Exercise aim> Write the data out again, exactly as given.

The records>
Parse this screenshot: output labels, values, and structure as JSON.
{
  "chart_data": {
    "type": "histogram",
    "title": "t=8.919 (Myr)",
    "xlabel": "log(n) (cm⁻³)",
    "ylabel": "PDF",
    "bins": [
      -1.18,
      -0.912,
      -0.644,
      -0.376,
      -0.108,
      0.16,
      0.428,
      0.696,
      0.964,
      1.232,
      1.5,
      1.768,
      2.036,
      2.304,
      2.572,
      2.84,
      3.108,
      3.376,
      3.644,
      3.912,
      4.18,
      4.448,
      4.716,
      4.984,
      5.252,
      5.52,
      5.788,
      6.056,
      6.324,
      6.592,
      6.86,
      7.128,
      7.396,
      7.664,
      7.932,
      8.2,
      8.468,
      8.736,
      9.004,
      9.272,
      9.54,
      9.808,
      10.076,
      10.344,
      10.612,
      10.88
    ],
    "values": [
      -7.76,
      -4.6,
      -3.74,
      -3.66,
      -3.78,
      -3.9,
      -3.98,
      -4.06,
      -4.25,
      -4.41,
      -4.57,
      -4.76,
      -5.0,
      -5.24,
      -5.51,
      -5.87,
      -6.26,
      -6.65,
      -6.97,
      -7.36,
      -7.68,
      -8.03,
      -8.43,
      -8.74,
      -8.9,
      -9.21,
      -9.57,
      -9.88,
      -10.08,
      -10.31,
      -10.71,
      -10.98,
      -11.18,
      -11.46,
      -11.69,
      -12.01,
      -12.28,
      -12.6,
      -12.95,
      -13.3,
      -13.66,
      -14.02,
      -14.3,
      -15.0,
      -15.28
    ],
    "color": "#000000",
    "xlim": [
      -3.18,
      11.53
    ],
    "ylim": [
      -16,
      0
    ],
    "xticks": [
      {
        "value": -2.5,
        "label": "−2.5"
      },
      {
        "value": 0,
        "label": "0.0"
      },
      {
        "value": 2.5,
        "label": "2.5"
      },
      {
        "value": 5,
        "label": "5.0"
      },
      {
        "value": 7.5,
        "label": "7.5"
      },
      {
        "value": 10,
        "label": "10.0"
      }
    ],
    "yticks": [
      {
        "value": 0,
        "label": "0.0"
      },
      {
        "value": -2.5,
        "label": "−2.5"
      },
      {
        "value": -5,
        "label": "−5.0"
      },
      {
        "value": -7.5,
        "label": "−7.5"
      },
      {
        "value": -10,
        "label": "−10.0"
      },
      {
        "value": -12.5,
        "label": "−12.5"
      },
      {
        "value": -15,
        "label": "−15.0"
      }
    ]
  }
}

Result for this task>
Parse this screenshot: output labels, values, and structure as JSON.
{
  "chart_data": {
    "type": "histogram",
    "title": "t=8.919 (Myr)",
    "xlabel": "log(n) (cm⁻³)",
    "ylabel": "PDF",
    "bins": [
      -1.18,
      -0.912,
      -0.644,
      -0.376,
      -0.108,
      0.16,
      0.428,
      0.696,
      0.964,
      1.232,
      1.5,
      1.768,
      2.036,
      2.304,
      2.572,
      2.84,
      3.108,
      3.376,
      3.644,
      3.912,
      4.18,
      4.448,
      4.716,
      4.984,
      5.252,
      5.52,
      5.788,
      6.056,
      6.324,
      6.592,
      6.86,
      7.128,
      7.396,
      7.664,
      7.932,
      8.2,
      8.468,
      8.736,
      9.004,
      9.272,
      9.54,
      9.808,
      10.076,
      10.344,
      10.612,
      10.88
    ],
    "values": [
      -7.76,
      -4.6,
      -3.74,
      -3.66,
      -3.78,
      -3.9,
      -3.98,
      -4.06,
      -4.25,
      -4.41,
      -4.57,
      -4.76,
      -5.0,
      -5.24,
      -5.51,
      -5.87,
      -6.26,
      -6.65,
      -6.97,
      -7.36,
      -7.68,
      -8.03,
      -8.43,
      -8.74,
      -8.9,
      -9.21,
      -9.57,
      -9.88,
      -10.08,
      -10.31,
      -10.71,
      -10.98,
      -11.18,
      -11.46,
      -11.69,
      -12.01,
      -12.28,
      -12.6,
      -12.95,
      -13.3,
      -13.66,
      -14.02,
      -14.3,
      -15.0,
      -15.28
    ],
    "color": "#000000",
    "xlim": [
      -3.18,
      11.53
    ],
    "ylim": [
      -16,
      0
    ],
    "xticks": [
      {
        "value": -2.5,
        "label": "−2.5"
      },
      {
        "value": 0,
        "label": "0.0"
      },
      {
        "value": 2.5,
        "label": "2.5"
      },
      {
        "value": 5,
        "label": "5.0"
      },
      {
        "value": 7.5,
        "label": "7.5"
      },
      {
        "value": 10,
        "label": "10.0"
      }
    ],
    "yticks": [
      {
        "value": 0,
        "label": "0.0"
      },
      {
        "value": -2.5,
        "label": "−2.5"
      },
      {
        "value": -5,
        "label": "−5.0"
      },
      {
        "value": -7.5,
        "label": "−7.5"
      },
      {
        "value": -10,
        "label": "−10.0"
      },
      {
        "value": -12.5,
        "label": "−12.5"
      },
      {
        "value": -15,
        "label": "−15.0"
      }
    ]
  }
}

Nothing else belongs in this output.